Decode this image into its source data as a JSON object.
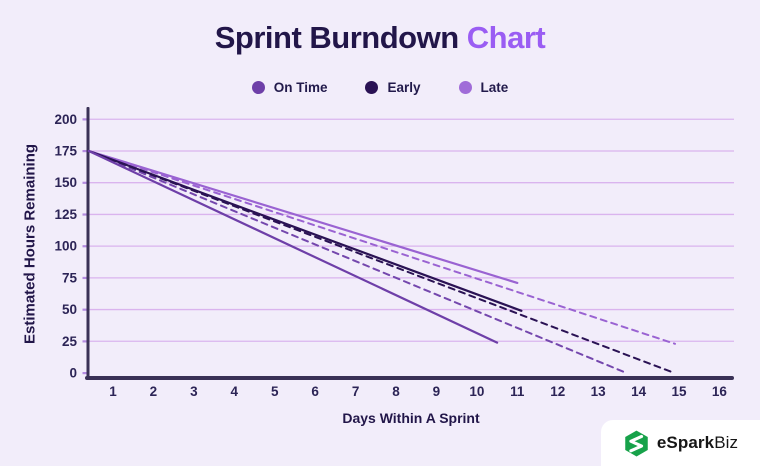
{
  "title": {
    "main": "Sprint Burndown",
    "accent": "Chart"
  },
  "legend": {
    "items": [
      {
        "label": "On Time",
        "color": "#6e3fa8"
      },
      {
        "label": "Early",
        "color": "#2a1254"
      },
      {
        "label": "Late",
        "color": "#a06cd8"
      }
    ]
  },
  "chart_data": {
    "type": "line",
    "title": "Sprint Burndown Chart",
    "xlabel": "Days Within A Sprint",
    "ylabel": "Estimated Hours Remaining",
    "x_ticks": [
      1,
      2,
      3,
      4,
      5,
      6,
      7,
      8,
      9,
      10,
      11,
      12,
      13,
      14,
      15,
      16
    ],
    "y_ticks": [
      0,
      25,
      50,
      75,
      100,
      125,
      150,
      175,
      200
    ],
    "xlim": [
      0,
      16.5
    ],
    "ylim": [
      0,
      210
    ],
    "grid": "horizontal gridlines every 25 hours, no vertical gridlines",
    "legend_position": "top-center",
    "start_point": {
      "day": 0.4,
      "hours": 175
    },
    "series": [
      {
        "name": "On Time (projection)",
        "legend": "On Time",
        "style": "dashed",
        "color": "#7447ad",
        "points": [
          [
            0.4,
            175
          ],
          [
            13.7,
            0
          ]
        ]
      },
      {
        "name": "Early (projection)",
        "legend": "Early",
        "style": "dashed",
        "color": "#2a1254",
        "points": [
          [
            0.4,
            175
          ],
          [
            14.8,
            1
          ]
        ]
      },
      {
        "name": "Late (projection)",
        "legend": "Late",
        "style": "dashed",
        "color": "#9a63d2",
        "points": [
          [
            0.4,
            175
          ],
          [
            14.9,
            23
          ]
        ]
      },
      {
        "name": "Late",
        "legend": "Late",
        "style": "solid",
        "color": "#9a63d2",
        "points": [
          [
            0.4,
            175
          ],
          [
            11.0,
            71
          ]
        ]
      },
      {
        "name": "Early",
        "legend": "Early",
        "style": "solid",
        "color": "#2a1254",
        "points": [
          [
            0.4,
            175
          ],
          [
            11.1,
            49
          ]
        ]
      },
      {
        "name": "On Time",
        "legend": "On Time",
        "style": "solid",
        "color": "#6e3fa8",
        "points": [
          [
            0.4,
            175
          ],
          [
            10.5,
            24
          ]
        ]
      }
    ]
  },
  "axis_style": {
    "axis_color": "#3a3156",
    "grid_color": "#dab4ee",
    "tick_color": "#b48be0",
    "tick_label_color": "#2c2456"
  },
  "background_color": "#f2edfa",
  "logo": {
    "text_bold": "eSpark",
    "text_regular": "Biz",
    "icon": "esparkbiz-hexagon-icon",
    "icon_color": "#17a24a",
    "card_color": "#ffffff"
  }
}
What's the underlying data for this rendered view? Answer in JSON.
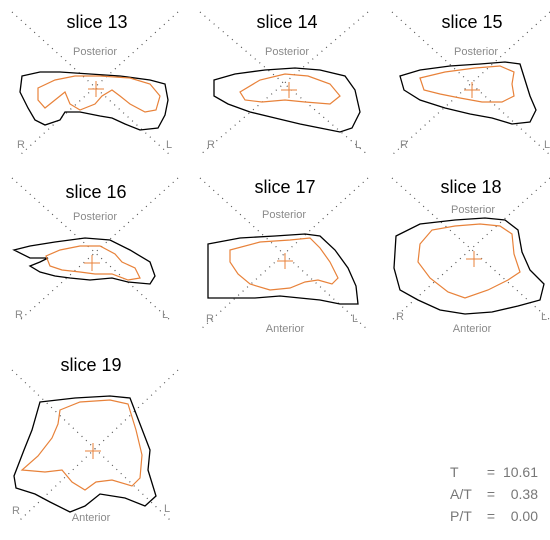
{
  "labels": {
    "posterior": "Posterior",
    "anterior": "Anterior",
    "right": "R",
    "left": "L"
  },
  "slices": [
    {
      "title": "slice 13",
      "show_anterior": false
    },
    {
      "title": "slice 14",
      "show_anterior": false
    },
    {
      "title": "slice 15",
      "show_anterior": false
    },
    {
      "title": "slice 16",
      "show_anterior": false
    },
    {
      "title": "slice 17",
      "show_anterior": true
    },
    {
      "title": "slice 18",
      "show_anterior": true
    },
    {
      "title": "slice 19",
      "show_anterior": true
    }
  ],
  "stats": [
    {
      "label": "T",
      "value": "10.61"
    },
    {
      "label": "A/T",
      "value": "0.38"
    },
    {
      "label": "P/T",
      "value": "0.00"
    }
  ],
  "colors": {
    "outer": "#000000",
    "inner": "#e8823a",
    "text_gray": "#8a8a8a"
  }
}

● ● ● ● ● ● ●

__To be done__:
Take the data above and repeat it exactly, leaving each picture out.

__Full solution__:
Decode this image into its source data as a JSON object.
{
  "title": {
    "main": "Sprint Burndown",
    "accent": "Chart"
  },
  "legend": {
    "items": [
      {
        "label": "On Time",
        "color": "#6e3fa8"
      },
      {
        "label": "Early",
        "color": "#2a1254"
      },
      {
        "label": "Late",
        "color": "#a06cd8"
      }
    ]
  },
  "chart_data": {
    "type": "line",
    "title": "Sprint Burndown Chart",
    "xlabel": "Days Within A Sprint",
    "ylabel": "Estimated Hours Remaining",
    "x_ticks": [
      1,
      2,
      3,
      4,
      5,
      6,
      7,
      8,
      9,
      10,
      11,
      12,
      13,
      14,
      15,
      16
    ],
    "y_ticks": [
      0,
      25,
      50,
      75,
      100,
      125,
      150,
      175,
      200
    ],
    "xlim": [
      0,
      16.5
    ],
    "ylim": [
      0,
      210
    ],
    "grid": "horizontal gridlines every 25 hours, no vertical gridlines",
    "legend_position": "top-center",
    "start_point": {
      "day": 0.4,
      "hours": 175
    },
    "series": [
      {
        "name": "On Time (projection)",
        "legend": "On Time",
        "style": "dashed",
        "color": "#7447ad",
        "points": [
          [
            0.4,
            175
          ],
          [
            13.7,
            0
          ]
        ]
      },
      {
        "name": "Early (projection)",
        "legend": "Early",
        "style": "dashed",
        "color": "#2a1254",
        "points": [
          [
            0.4,
            175
          ],
          [
            14.8,
            1
          ]
        ]
      },
      {
        "name": "Late (projection)",
        "legend": "Late",
        "style": "dashed",
        "color": "#9a63d2",
        "points": [
          [
            0.4,
            175
          ],
          [
            14.9,
            23
          ]
        ]
      },
      {
        "name": "Late",
        "legend": "Late",
        "style": "solid",
        "color": "#9a63d2",
        "points": [
          [
            0.4,
            175
          ],
          [
            11.0,
            71
          ]
        ]
      },
      {
        "name": "Early",
        "legend": "Early",
        "style": "solid",
        "color": "#2a1254",
        "points": [
          [
            0.4,
            175
          ],
          [
            11.1,
            49
          ]
        ]
      },
      {
        "name": "On Time",
        "legend": "On Time",
        "style": "solid",
        "color": "#6e3fa8",
        "points": [
          [
            0.4,
            175
          ],
          [
            10.5,
            24
          ]
        ]
      }
    ]
  },
  "axis_style": {
    "axis_color": "#3a3156",
    "grid_color": "#dab4ee",
    "tick_color": "#b48be0",
    "tick_label_color": "#2c2456"
  },
  "background_color": "#f2edfa",
  "logo": {
    "text_bold": "eSpark",
    "text_regular": "Biz",
    "icon": "esparkbiz-hexagon-icon",
    "icon_color": "#17a24a",
    "card_color": "#ffffff"
  }
}
What's the underlying data for this rendered view? Answer in JSON.
{
  "labels": {
    "posterior": "Posterior",
    "anterior": "Anterior",
    "right": "R",
    "left": "L"
  },
  "slices": [
    {
      "title": "slice 13",
      "show_anterior": false
    },
    {
      "title": "slice 14",
      "show_anterior": false
    },
    {
      "title": "slice 15",
      "show_anterior": false
    },
    {
      "title": "slice 16",
      "show_anterior": false
    },
    {
      "title": "slice 17",
      "show_anterior": true
    },
    {
      "title": "slice 18",
      "show_anterior": true
    },
    {
      "title": "slice 19",
      "show_anterior": true
    }
  ],
  "stats": [
    {
      "label": "T",
      "value": "10.61"
    },
    {
      "label": "A/T",
      "value": "0.38"
    },
    {
      "label": "P/T",
      "value": "0.00"
    }
  ],
  "colors": {
    "outer": "#000000",
    "inner": "#e8823a",
    "text_gray": "#8a8a8a"
  }
}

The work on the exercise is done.